## Brief
Using the listing below, select the lines with the word "title" and copy them.

* start *

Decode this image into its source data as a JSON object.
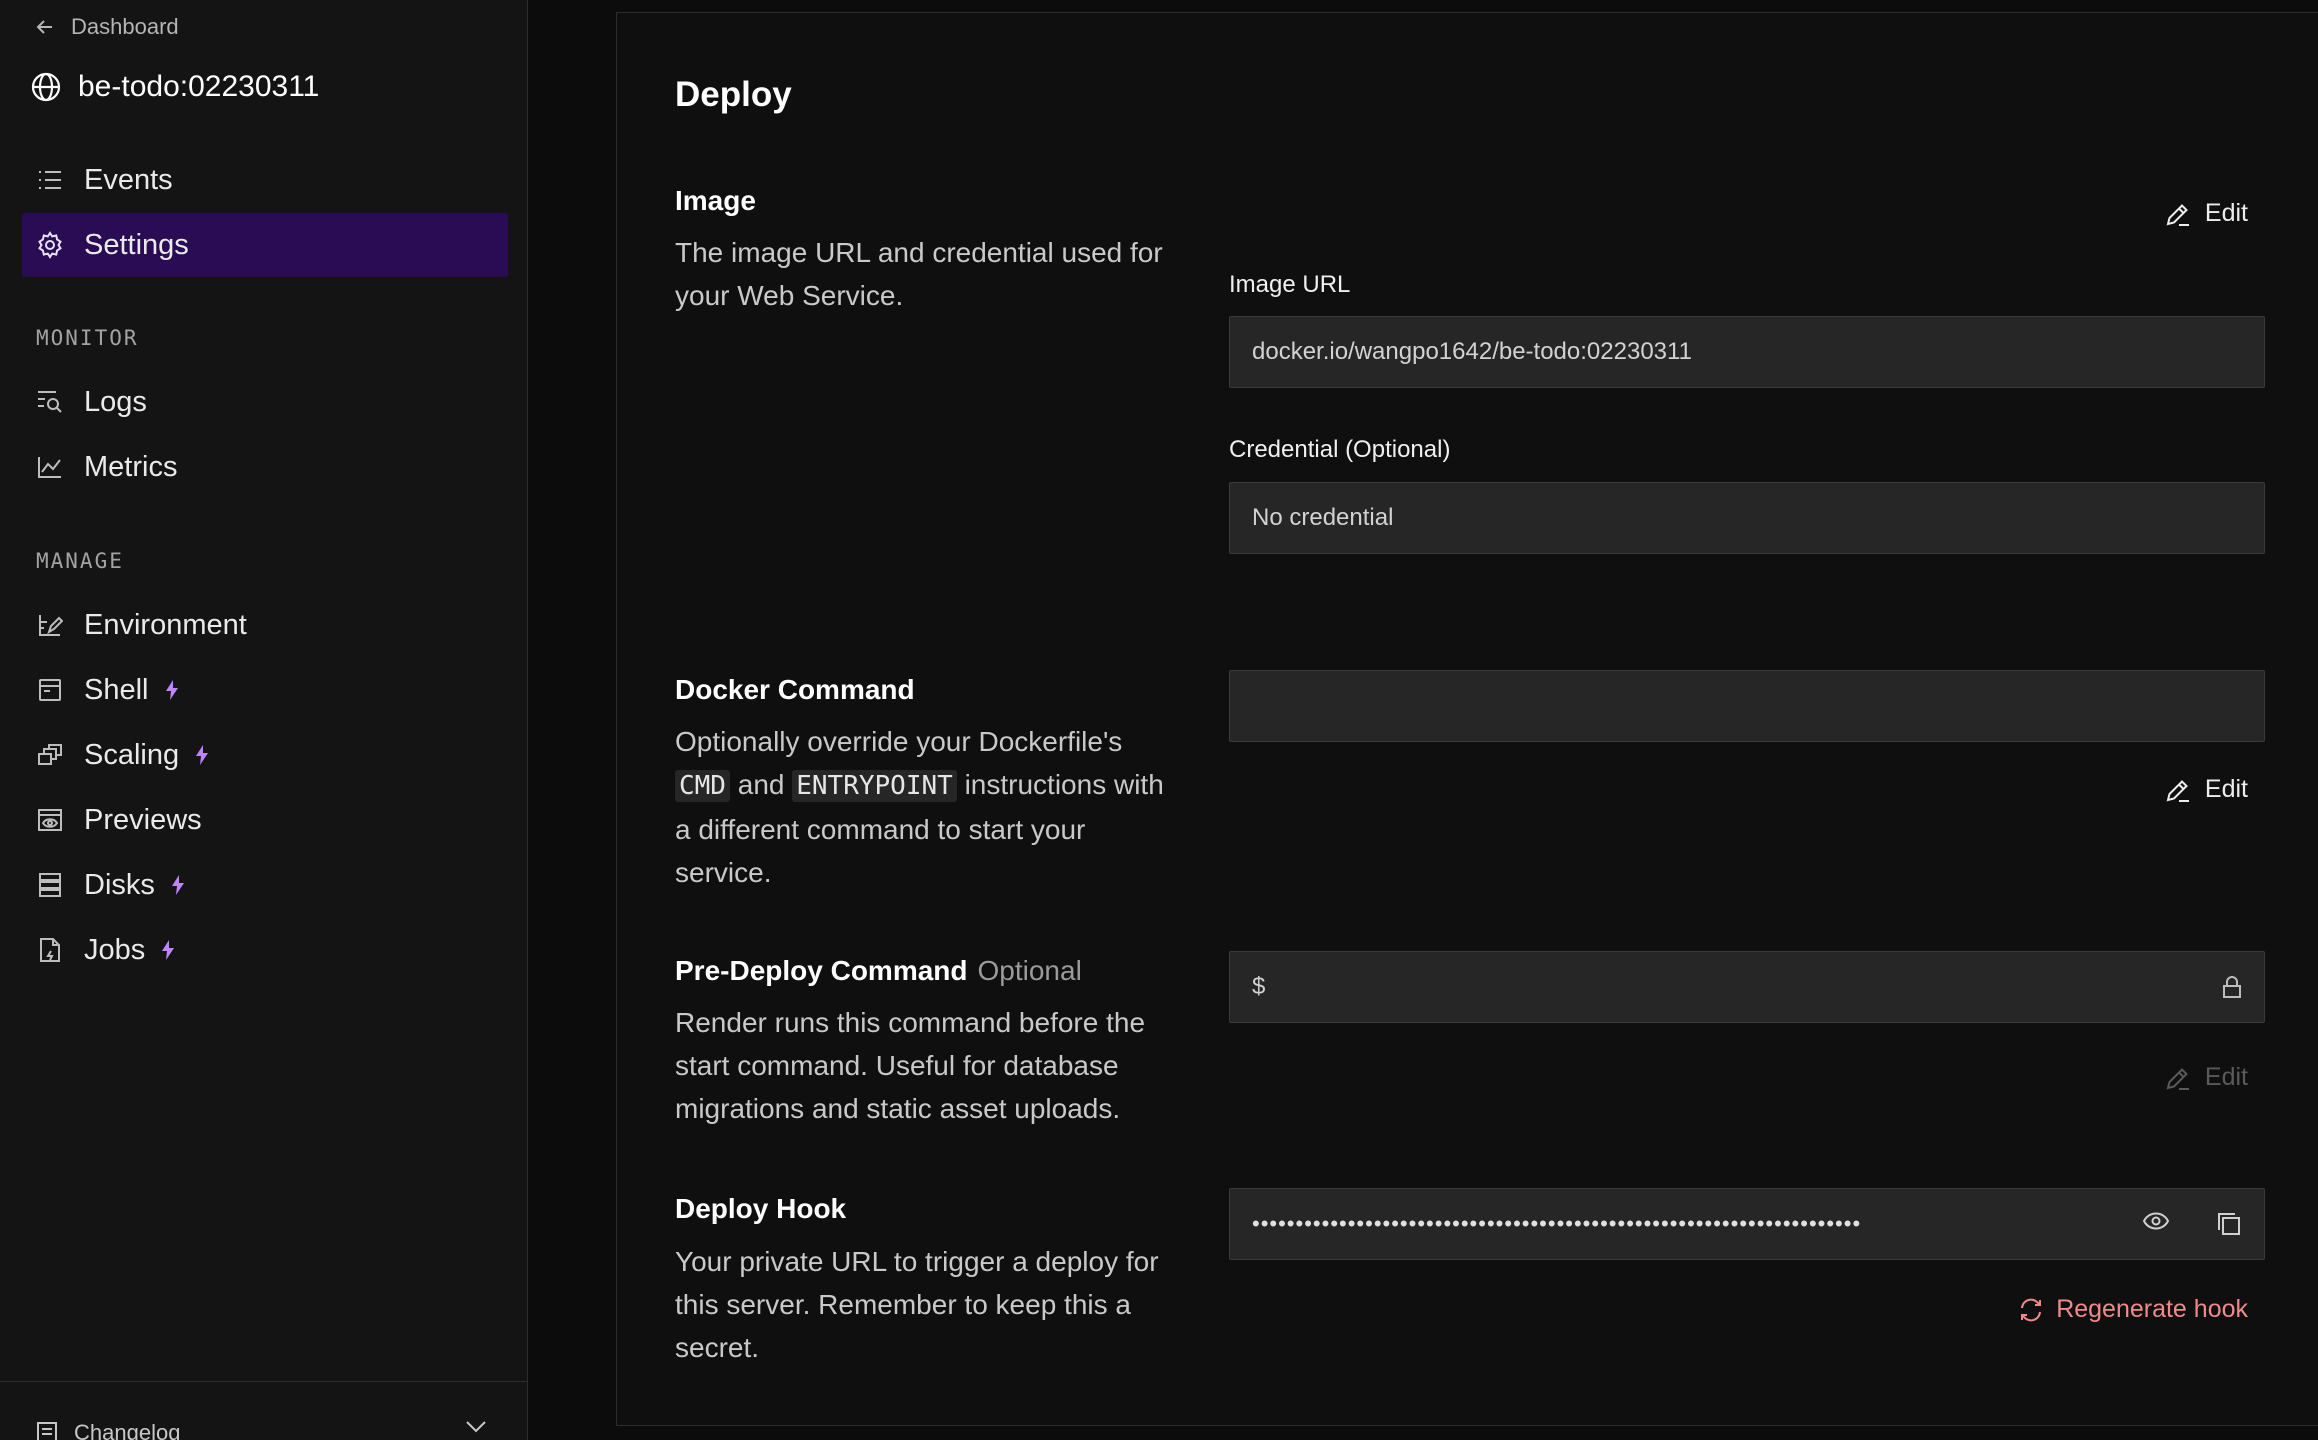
{
  "sidebar": {
    "back_label": "Dashboard",
    "service_name": "be-todo:02230311",
    "top_items": [
      {
        "label": "Events",
        "icon": "list-icon"
      },
      {
        "label": "Settings",
        "icon": "gear-icon",
        "active": true
      }
    ],
    "monitor_label": "MONITOR",
    "monitor_items": [
      {
        "label": "Logs",
        "icon": "logs-search-icon"
      },
      {
        "label": "Metrics",
        "icon": "line-chart-icon"
      }
    ],
    "manage_label": "MANAGE",
    "manage_items": [
      {
        "label": "Environment",
        "icon": "environment-icon"
      },
      {
        "label": "Shell",
        "icon": "terminal-icon",
        "upgrade": true
      },
      {
        "label": "Scaling",
        "icon": "scaling-icon",
        "upgrade": true
      },
      {
        "label": "Previews",
        "icon": "preview-icon"
      },
      {
        "label": "Disks",
        "icon": "disk-icon",
        "upgrade": true
      },
      {
        "label": "Jobs",
        "icon": "jobs-icon",
        "upgrade": true
      }
    ],
    "footer_label": "Changelog"
  },
  "main": {
    "title": "Deploy",
    "image": {
      "title": "Image",
      "description": "The image URL and credential used for your Web Service.",
      "edit_label": "Edit",
      "url_label": "Image URL",
      "url_value": "docker.io/wangpo1642/be-todo:02230311",
      "credential_label": "Credential (Optional)",
      "credential_value": "No credential"
    },
    "docker_command": {
      "title": "Docker Command",
      "desc_pre": "Optionally override your Dockerfile's",
      "code_cmd": "CMD",
      "desc_and": "and",
      "code_entrypoint": "ENTRYPOINT",
      "desc_post": "instructions with a different command to start your service.",
      "value": "",
      "edit_label": "Edit"
    },
    "pre_deploy": {
      "title": "Pre-Deploy Command",
      "optional": "Optional",
      "description": "Render runs this command before the start command. Useful for database migrations and static asset uploads.",
      "prefix": "$",
      "edit_label": "Edit"
    },
    "deploy_hook": {
      "title": "Deploy Hook",
      "description": "Your private URL to trigger a deploy for this server. Remember to keep this a secret.",
      "masked_value": "••••••••••••••••••••••••••••••••••••••••••••••••••••••••••••••••••••••",
      "regenerate_label": "Regenerate hook"
    }
  },
  "colors": {
    "active_nav_bg": "#2a0c54",
    "upgrade_bolt": "#c084fc",
    "danger_text": "#f08a8a"
  }
}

* end *

## Result of the exercise
    "title": "Deploy",
      "title": "Image",
      "title": "Docker Command",
      "title": "Pre-Deploy Command",
      "title": "Deploy Hook",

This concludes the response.